** Task instructions **
Check each line of the records below for the word "JSON" and copy those where it appears.

** Start of Record extracts **

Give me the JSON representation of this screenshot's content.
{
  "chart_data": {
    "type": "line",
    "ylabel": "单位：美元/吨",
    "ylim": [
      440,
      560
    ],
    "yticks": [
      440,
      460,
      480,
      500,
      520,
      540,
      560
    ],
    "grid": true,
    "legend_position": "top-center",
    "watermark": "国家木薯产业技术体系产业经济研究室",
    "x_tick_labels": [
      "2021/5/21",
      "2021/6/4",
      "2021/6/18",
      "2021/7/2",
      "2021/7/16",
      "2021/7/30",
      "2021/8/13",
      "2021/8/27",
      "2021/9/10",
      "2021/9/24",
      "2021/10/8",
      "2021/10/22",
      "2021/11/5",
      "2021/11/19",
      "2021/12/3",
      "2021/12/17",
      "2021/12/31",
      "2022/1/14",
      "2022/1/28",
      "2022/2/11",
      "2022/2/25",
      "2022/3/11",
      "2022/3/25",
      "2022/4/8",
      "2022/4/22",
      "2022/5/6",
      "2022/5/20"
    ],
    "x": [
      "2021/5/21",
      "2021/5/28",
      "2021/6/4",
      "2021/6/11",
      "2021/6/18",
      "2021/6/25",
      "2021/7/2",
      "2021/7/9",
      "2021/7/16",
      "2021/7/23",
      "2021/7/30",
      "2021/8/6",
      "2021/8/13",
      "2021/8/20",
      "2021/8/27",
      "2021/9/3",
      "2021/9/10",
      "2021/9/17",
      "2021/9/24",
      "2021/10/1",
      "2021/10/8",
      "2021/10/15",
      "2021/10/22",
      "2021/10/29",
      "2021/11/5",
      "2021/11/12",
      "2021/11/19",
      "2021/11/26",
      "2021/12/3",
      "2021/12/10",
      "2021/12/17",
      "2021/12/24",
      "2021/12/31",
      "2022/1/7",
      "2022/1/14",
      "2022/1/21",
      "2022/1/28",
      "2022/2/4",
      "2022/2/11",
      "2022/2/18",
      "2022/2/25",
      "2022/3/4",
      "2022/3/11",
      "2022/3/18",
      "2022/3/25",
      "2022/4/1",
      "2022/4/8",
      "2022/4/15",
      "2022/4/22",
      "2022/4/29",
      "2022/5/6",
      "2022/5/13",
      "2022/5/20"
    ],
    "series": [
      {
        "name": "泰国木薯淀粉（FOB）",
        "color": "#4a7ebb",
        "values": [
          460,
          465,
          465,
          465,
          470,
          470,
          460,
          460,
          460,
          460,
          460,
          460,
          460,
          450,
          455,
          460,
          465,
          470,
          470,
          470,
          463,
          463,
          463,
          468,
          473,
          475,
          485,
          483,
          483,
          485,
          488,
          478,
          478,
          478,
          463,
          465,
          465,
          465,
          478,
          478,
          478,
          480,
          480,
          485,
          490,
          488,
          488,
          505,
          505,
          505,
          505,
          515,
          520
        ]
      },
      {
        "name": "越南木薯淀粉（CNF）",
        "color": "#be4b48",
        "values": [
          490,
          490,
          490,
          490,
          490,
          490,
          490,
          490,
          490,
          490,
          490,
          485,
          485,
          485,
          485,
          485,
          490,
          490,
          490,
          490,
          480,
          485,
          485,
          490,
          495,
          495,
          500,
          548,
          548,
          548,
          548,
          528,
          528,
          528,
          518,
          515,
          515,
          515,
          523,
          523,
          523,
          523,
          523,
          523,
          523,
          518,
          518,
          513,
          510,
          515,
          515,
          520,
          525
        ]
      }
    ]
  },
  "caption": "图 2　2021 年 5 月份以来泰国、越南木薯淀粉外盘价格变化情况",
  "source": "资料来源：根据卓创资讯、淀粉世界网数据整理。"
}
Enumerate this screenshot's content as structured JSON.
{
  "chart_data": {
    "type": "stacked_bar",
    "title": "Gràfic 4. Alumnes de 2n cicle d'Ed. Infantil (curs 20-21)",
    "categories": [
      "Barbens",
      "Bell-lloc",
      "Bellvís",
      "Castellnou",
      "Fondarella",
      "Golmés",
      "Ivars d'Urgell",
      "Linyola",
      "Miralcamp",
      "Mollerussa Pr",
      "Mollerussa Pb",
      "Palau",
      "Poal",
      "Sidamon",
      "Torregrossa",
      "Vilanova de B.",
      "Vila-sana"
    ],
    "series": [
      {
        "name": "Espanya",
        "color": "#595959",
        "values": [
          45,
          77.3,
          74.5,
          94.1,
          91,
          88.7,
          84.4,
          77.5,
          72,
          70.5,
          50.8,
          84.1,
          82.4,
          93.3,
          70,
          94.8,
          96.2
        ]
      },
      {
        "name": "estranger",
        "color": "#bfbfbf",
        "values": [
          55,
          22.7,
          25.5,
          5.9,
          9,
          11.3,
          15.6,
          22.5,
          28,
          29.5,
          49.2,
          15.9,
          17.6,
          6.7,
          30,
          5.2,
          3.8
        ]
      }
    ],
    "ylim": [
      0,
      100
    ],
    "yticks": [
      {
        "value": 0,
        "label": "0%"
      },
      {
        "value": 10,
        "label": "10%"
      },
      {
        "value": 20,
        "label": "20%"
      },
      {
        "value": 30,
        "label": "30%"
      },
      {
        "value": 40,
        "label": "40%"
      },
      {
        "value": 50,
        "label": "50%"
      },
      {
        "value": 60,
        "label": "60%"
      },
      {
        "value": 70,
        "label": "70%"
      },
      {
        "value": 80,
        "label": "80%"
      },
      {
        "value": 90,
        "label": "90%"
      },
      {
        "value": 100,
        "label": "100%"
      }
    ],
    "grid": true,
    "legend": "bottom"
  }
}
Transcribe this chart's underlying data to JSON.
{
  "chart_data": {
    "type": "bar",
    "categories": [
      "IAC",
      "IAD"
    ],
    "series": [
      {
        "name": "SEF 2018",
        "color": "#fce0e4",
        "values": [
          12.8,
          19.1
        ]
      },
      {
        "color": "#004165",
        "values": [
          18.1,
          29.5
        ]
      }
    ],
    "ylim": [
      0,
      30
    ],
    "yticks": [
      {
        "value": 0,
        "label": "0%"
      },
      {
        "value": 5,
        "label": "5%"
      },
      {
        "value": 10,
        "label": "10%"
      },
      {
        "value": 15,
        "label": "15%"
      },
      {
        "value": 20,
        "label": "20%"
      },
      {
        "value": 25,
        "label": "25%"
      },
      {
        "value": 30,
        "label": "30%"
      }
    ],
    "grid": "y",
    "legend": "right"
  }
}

** End of Record extracts **

** Complete response **
Give me the JSON representation of this screenshot's content.
Enumerate this screenshot's content as structured JSON.
Transcribe this chart's underlying data to JSON.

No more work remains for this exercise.